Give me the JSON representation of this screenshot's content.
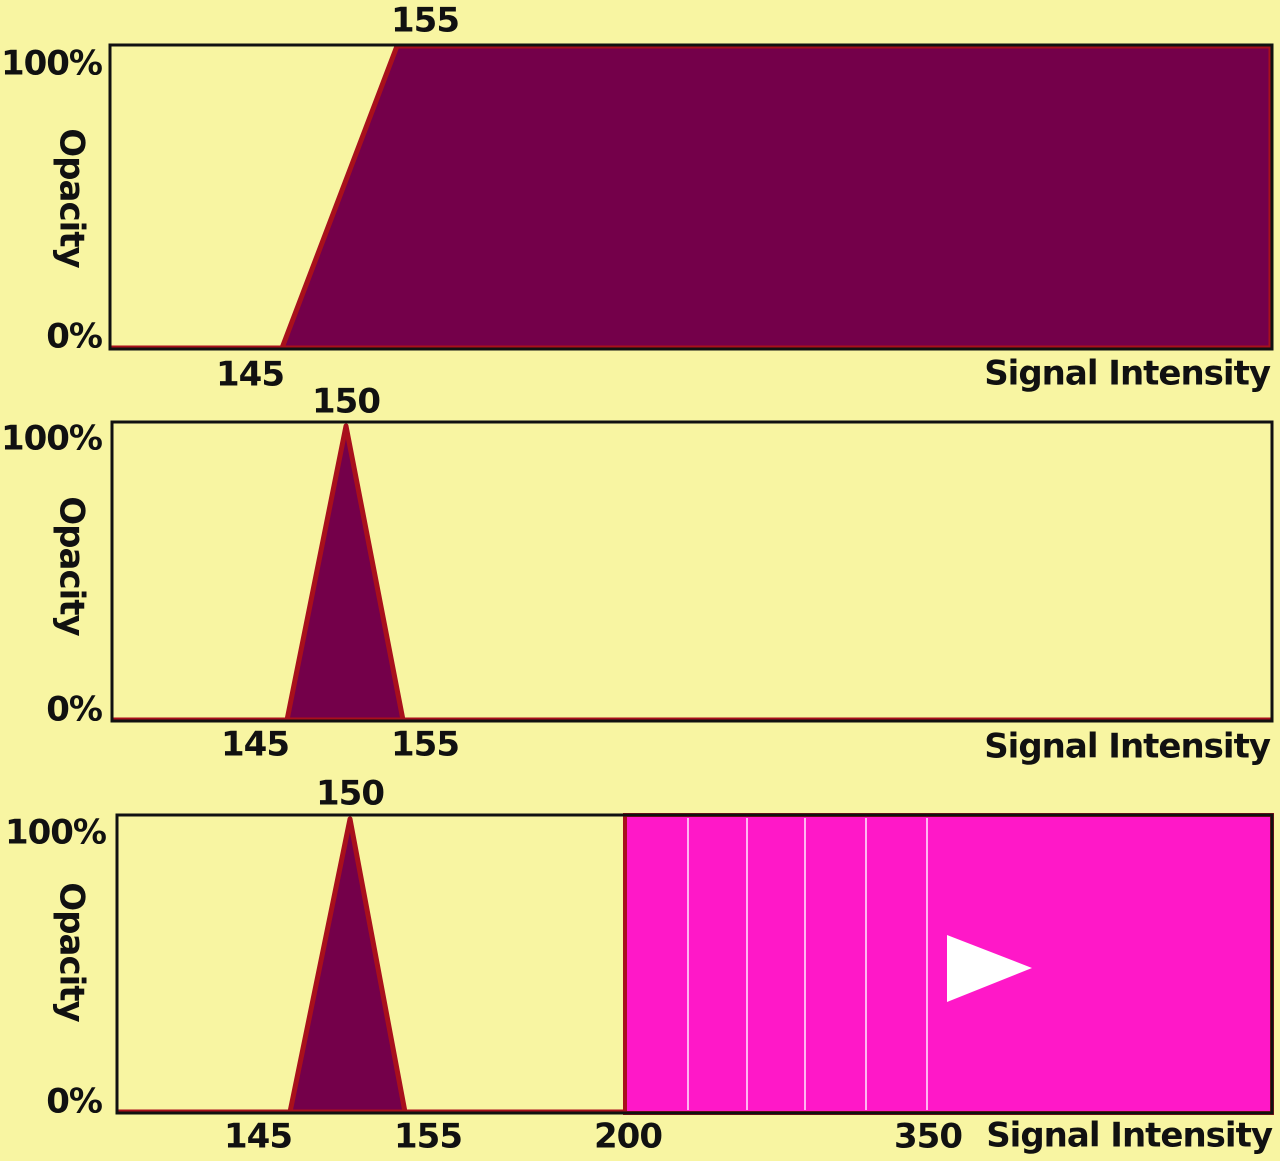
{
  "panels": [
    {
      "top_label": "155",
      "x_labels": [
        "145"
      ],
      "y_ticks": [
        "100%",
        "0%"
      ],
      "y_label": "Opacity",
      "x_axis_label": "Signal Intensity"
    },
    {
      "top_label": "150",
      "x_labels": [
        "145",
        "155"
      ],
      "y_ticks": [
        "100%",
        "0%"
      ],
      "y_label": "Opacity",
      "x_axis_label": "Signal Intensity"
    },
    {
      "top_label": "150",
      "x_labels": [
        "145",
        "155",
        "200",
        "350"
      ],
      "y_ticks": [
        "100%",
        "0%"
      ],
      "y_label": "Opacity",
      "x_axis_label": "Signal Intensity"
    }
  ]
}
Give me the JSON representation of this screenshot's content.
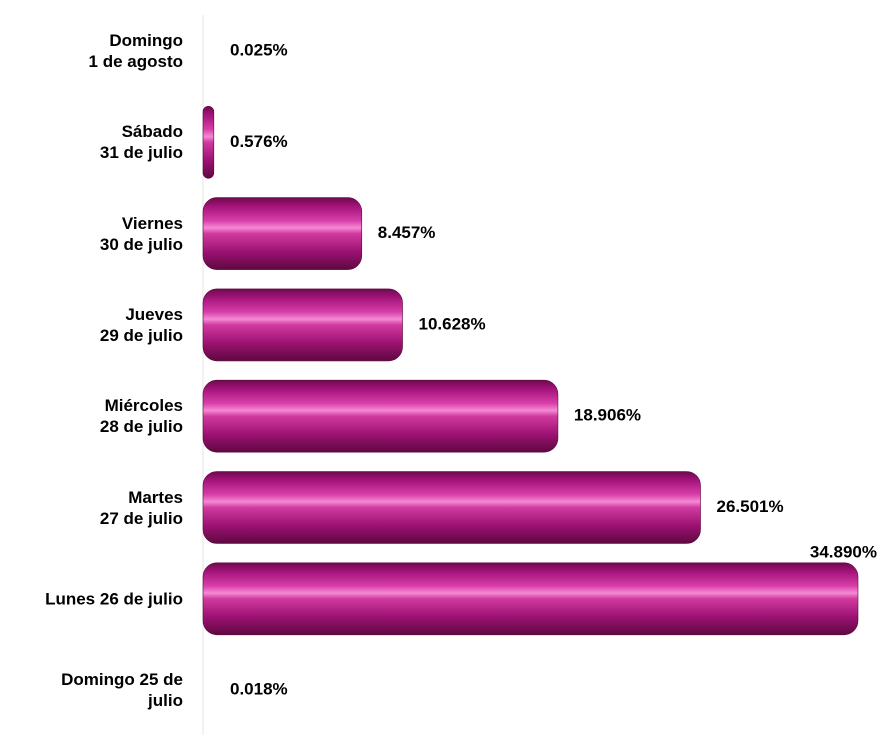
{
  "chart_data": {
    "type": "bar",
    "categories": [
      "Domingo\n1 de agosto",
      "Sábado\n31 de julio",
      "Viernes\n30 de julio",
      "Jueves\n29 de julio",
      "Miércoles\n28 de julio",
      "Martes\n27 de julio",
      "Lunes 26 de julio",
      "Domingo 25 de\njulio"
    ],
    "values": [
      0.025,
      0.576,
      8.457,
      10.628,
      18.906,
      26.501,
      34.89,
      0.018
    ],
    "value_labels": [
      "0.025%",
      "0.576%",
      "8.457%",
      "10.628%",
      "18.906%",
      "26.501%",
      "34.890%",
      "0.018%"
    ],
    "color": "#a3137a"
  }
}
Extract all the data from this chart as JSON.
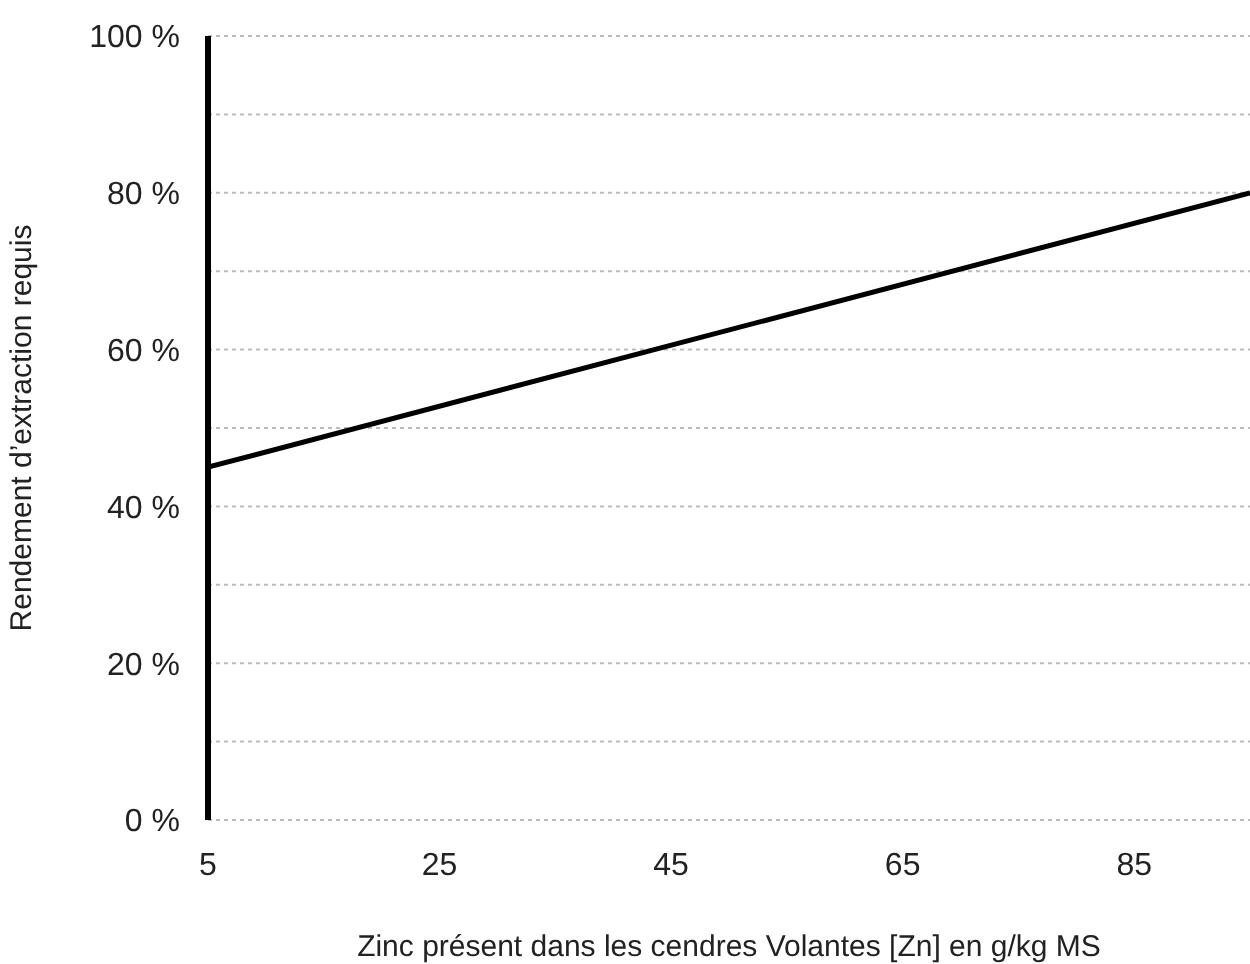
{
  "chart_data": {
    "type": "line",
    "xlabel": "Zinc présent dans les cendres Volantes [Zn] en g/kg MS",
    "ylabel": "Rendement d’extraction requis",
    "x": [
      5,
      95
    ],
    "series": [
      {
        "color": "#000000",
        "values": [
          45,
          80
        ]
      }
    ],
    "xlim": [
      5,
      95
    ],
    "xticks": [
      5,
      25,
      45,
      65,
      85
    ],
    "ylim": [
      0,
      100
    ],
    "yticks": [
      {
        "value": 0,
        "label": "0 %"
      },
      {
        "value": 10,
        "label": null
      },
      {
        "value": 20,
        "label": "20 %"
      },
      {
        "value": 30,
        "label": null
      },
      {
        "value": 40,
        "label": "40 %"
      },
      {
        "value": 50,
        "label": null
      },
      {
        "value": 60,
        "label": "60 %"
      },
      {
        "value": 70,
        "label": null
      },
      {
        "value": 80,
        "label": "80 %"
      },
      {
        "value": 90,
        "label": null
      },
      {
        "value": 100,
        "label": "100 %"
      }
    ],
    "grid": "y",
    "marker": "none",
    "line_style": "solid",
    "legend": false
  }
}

* **Prompt**:
Repeat verbatim the lines from the one holding "Extract all the data from this chart as JSON." through the end of the listing above, both ends included, but not the pictures.

* **Result of this task**:
Extract all the data from this chart as JSON.
{
  "chart_data": {
    "type": "line",
    "xlabel": "Zinc présent dans les cendres Volantes [Zn] en g/kg MS",
    "ylabel": "Rendement d’extraction requis",
    "x": [
      5,
      95
    ],
    "series": [
      {
        "color": "#000000",
        "values": [
          45,
          80
        ]
      }
    ],
    "xlim": [
      5,
      95
    ],
    "xticks": [
      5,
      25,
      45,
      65,
      85
    ],
    "ylim": [
      0,
      100
    ],
    "yticks": [
      {
        "value": 0,
        "label": "0 %"
      },
      {
        "value": 10,
        "label": null
      },
      {
        "value": 20,
        "label": "20 %"
      },
      {
        "value": 30,
        "label": null
      },
      {
        "value": 40,
        "label": "40 %"
      },
      {
        "value": 50,
        "label": null
      },
      {
        "value": 60,
        "label": "60 %"
      },
      {
        "value": 70,
        "label": null
      },
      {
        "value": 80,
        "label": "80 %"
      },
      {
        "value": 90,
        "label": null
      },
      {
        "value": 100,
        "label": "100 %"
      }
    ],
    "grid": "y",
    "marker": "none",
    "line_style": "solid",
    "legend": false
  }
}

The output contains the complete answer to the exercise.